◆ **Work required**
Your job is to retype all of the data word for word, leaving every image out.
-- begin Information supplied --
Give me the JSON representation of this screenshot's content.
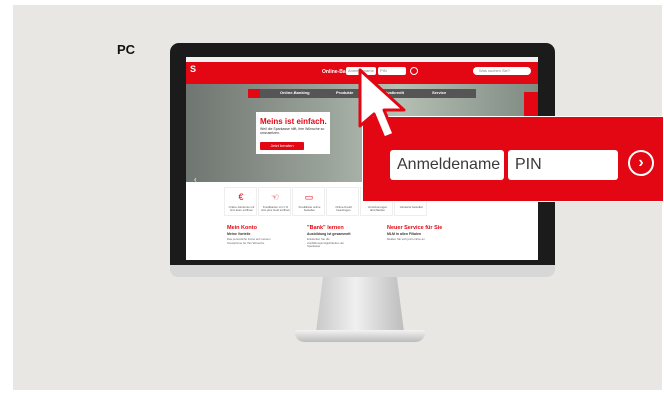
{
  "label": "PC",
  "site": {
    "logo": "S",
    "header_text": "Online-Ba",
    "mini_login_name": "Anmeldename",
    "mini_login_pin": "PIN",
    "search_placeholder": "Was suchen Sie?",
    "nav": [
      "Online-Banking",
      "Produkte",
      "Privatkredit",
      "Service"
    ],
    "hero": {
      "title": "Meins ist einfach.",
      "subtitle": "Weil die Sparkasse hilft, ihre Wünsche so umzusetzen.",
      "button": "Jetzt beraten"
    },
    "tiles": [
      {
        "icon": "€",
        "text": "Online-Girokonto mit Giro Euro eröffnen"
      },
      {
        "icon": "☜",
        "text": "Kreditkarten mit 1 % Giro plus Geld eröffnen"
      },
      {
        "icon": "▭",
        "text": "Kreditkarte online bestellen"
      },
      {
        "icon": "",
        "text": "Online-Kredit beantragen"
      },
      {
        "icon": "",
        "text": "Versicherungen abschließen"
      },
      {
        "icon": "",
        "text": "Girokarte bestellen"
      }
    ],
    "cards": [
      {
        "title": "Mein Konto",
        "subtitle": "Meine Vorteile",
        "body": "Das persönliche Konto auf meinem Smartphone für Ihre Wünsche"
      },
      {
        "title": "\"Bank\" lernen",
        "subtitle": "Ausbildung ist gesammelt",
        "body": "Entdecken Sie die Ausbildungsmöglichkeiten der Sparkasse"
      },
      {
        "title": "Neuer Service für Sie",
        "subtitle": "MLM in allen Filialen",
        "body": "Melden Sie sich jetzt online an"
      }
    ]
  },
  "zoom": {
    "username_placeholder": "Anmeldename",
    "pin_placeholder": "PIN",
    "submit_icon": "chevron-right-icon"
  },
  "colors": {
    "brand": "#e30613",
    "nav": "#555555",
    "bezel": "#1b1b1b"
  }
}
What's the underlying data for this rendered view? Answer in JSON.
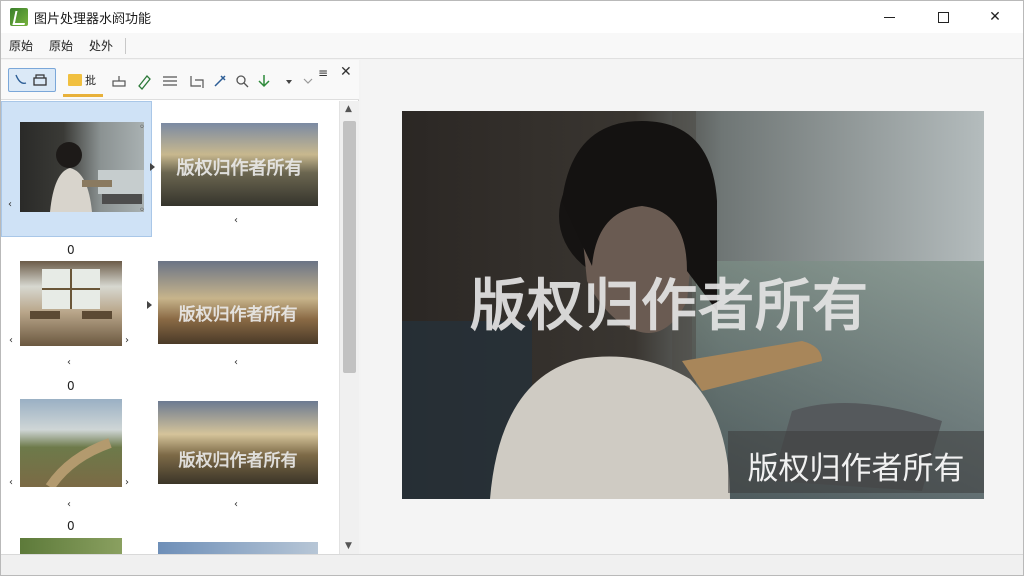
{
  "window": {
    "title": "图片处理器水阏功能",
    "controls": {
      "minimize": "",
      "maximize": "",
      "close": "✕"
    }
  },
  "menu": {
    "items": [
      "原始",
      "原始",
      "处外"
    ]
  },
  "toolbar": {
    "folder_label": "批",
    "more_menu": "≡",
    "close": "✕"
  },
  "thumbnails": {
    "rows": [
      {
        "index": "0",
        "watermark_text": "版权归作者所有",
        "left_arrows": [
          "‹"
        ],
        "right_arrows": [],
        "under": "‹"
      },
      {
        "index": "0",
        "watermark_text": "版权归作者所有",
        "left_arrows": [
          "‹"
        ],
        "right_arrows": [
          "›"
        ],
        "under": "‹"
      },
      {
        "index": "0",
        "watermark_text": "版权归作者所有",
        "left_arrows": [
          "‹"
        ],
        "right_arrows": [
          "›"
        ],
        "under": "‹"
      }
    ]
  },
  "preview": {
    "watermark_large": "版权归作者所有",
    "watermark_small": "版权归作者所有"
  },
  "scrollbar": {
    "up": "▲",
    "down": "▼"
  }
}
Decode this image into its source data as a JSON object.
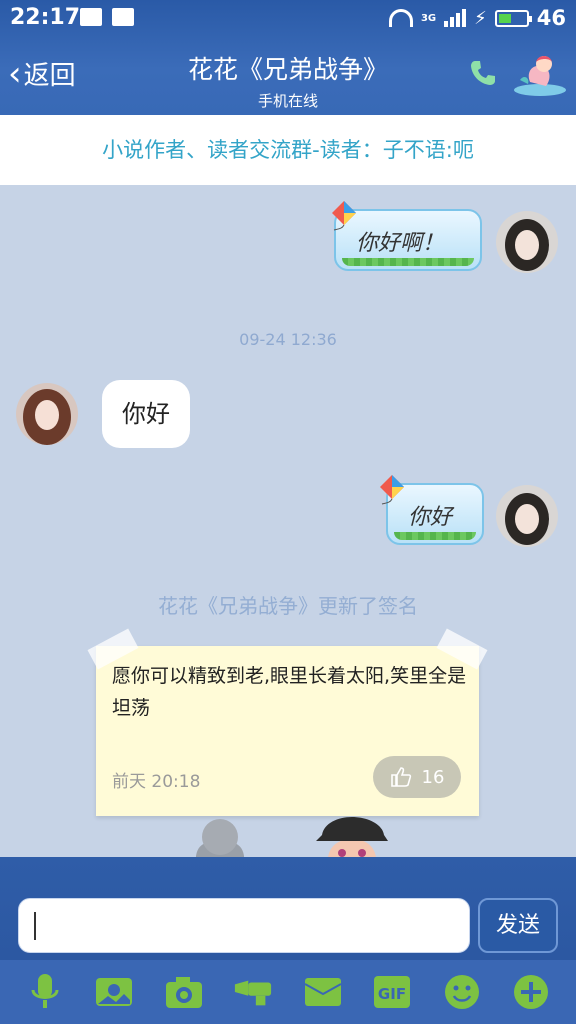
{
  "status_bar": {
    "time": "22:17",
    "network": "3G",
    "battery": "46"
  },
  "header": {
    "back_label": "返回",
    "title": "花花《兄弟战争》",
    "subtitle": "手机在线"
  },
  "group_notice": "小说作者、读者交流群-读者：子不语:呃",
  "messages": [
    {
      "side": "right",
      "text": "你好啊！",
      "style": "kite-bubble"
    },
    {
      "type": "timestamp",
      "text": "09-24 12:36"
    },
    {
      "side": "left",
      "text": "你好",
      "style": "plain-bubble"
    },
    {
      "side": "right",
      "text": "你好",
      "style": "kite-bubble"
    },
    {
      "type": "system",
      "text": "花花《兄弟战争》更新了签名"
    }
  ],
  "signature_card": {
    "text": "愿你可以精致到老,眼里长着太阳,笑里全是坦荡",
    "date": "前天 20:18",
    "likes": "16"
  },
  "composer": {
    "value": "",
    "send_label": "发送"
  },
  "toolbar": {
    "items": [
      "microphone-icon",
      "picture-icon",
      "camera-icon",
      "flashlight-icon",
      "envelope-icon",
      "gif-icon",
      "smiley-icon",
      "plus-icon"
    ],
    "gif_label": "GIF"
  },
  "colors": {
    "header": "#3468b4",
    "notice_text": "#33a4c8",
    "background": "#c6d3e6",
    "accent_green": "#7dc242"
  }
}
-- end Information supplied --
◆ **Solution to this task**
Give me the JSON representation of this screenshot's content.
{
  "label": "PC",
  "site": {
    "logo": "S",
    "header_text": "Online-Ba",
    "mini_login_name": "Anmeldename",
    "mini_login_pin": "PIN",
    "search_placeholder": "Was suchen Sie?",
    "nav": [
      "Online-Banking",
      "Produkte",
      "Privatkredit",
      "Service"
    ],
    "hero": {
      "title": "Meins ist einfach.",
      "subtitle": "Weil die Sparkasse hilft, ihre Wünsche so umzusetzen.",
      "button": "Jetzt beraten"
    },
    "tiles": [
      {
        "icon": "€",
        "text": "Online-Girokonto mit Giro Euro eröffnen"
      },
      {
        "icon": "☜",
        "text": "Kreditkarten mit 1 % Giro plus Geld eröffnen"
      },
      {
        "icon": "▭",
        "text": "Kreditkarte online bestellen"
      },
      {
        "icon": "",
        "text": "Online-Kredit beantragen"
      },
      {
        "icon": "",
        "text": "Versicherungen abschließen"
      },
      {
        "icon": "",
        "text": "Girokarte bestellen"
      }
    ],
    "cards": [
      {
        "title": "Mein Konto",
        "subtitle": "Meine Vorteile",
        "body": "Das persönliche Konto auf meinem Smartphone für Ihre Wünsche"
      },
      {
        "title": "\"Bank\" lernen",
        "subtitle": "Ausbildung ist gesammelt",
        "body": "Entdecken Sie die Ausbildungsmöglichkeiten der Sparkasse"
      },
      {
        "title": "Neuer Service für Sie",
        "subtitle": "MLM in allen Filialen",
        "body": "Melden Sie sich jetzt online an"
      }
    ]
  },
  "zoom": {
    "username_placeholder": "Anmeldename",
    "pin_placeholder": "PIN",
    "submit_icon": "chevron-right-icon"
  },
  "colors": {
    "brand": "#e30613",
    "nav": "#555555",
    "bezel": "#1b1b1b"
  }
}
What's the underlying data for this rendered view? Answer in JSON.
{
  "window": {
    "title": "图片处理器水阏功能",
    "controls": {
      "minimize": "",
      "maximize": "",
      "close": "✕"
    }
  },
  "menu": {
    "items": [
      "原始",
      "原始",
      "处外"
    ]
  },
  "toolbar": {
    "folder_label": "批",
    "more_menu": "≡",
    "close": "✕"
  },
  "thumbnails": {
    "rows": [
      {
        "index": "0",
        "watermark_text": "版权归作者所有",
        "left_arrows": [
          "‹"
        ],
        "right_arrows": [],
        "under": "‹"
      },
      {
        "index": "0",
        "watermark_text": "版权归作者所有",
        "left_arrows": [
          "‹"
        ],
        "right_arrows": [
          "›"
        ],
        "under": "‹"
      },
      {
        "index": "0",
        "watermark_text": "版权归作者所有",
        "left_arrows": [
          "‹"
        ],
        "right_arrows": [
          "›"
        ],
        "under": "‹"
      }
    ]
  },
  "preview": {
    "watermark_large": "版权归作者所有",
    "watermark_small": "版权归作者所有"
  },
  "scrollbar": {
    "up": "▲",
    "down": "▼"
  }
}
Decode this image into its source data as a JSON object.
{
  "status_bar": {
    "time": "22:17",
    "network": "3G",
    "battery": "46"
  },
  "header": {
    "back_label": "返回",
    "title": "花花《兄弟战争》",
    "subtitle": "手机在线"
  },
  "group_notice": "小说作者、读者交流群-读者：子不语:呃",
  "messages": [
    {
      "side": "right",
      "text": "你好啊！",
      "style": "kite-bubble"
    },
    {
      "type": "timestamp",
      "text": "09-24 12:36"
    },
    {
      "side": "left",
      "text": "你好",
      "style": "plain-bubble"
    },
    {
      "side": "right",
      "text": "你好",
      "style": "kite-bubble"
    },
    {
      "type": "system",
      "text": "花花《兄弟战争》更新了签名"
    }
  ],
  "signature_card": {
    "text": "愿你可以精致到老,眼里长着太阳,笑里全是坦荡",
    "date": "前天 20:18",
    "likes": "16"
  },
  "composer": {
    "value": "",
    "send_label": "发送"
  },
  "toolbar": {
    "items": [
      "microphone-icon",
      "picture-icon",
      "camera-icon",
      "flashlight-icon",
      "envelope-icon",
      "gif-icon",
      "smiley-icon",
      "plus-icon"
    ],
    "gif_label": "GIF"
  },
  "colors": {
    "header": "#3468b4",
    "notice_text": "#33a4c8",
    "background": "#c6d3e6",
    "accent_green": "#7dc242"
  }
}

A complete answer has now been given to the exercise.